* **Your task**
Transcribe the whole listing without a single picture.

* **Listing**
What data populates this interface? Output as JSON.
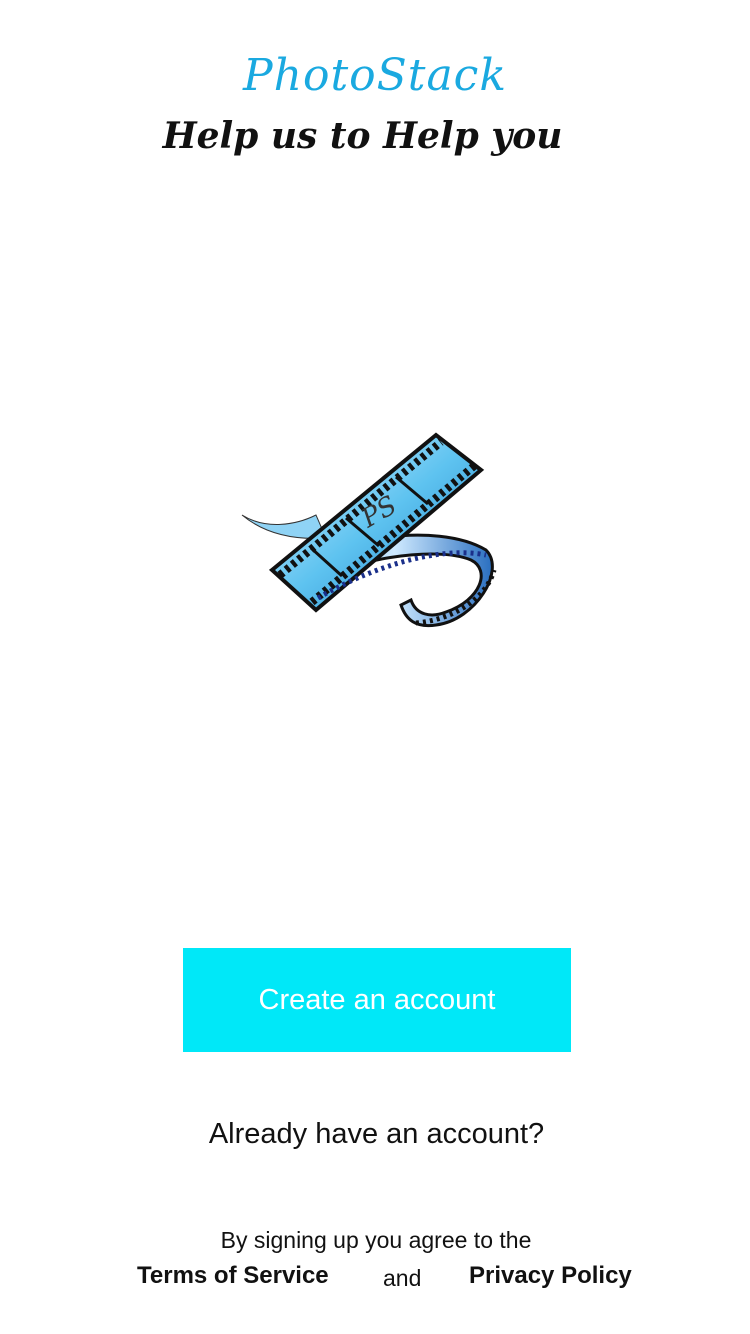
{
  "app": {
    "title": "PhotoStack",
    "subtitle": "Help us to Help you",
    "logo_monogram": "PS",
    "accent_color": "#1aa9e0",
    "button_color": "#00e8f8"
  },
  "actions": {
    "create_account_label": "Create an account",
    "login_label": "Already have an account?"
  },
  "legal": {
    "agree_text": "By signing up you agree to the",
    "terms_label": "Terms of Service",
    "and_text": "and",
    "privacy_label": "Privacy Policy"
  }
}
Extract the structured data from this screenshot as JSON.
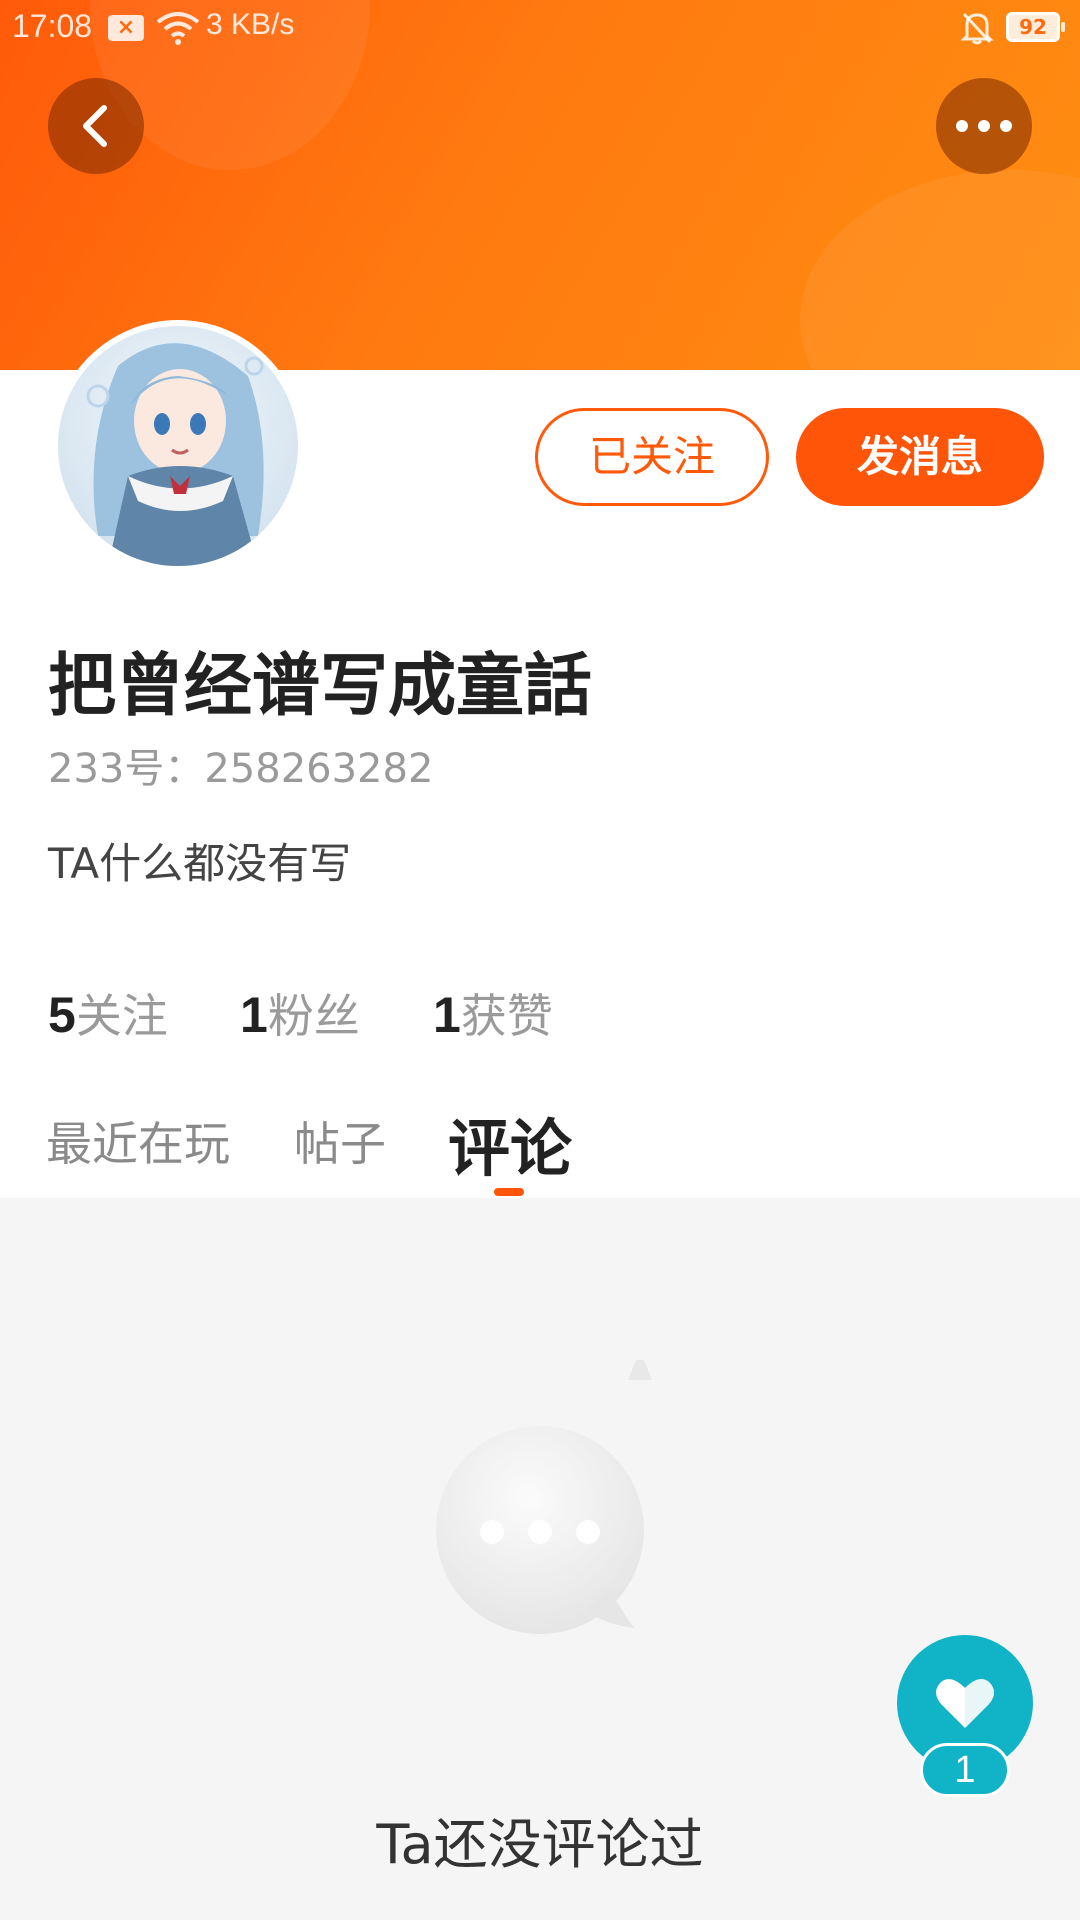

* **Exercise answer**
What data populates this interface? Output as JSON.
{
  "app": {
    "title": "PhotoStack",
    "subtitle": "Help us to Help you",
    "logo_monogram": "PS",
    "accent_color": "#1aa9e0",
    "button_color": "#00e8f8"
  },
  "actions": {
    "create_account_label": "Create an account",
    "login_label": "Already have an account?"
  },
  "legal": {
    "agree_text": "By signing up you agree to the",
    "terms_label": "Terms of Service",
    "and_text": "and",
    "privacy_label": "Privacy Policy"
  }
}
Extract the structured data from this screenshot as JSON.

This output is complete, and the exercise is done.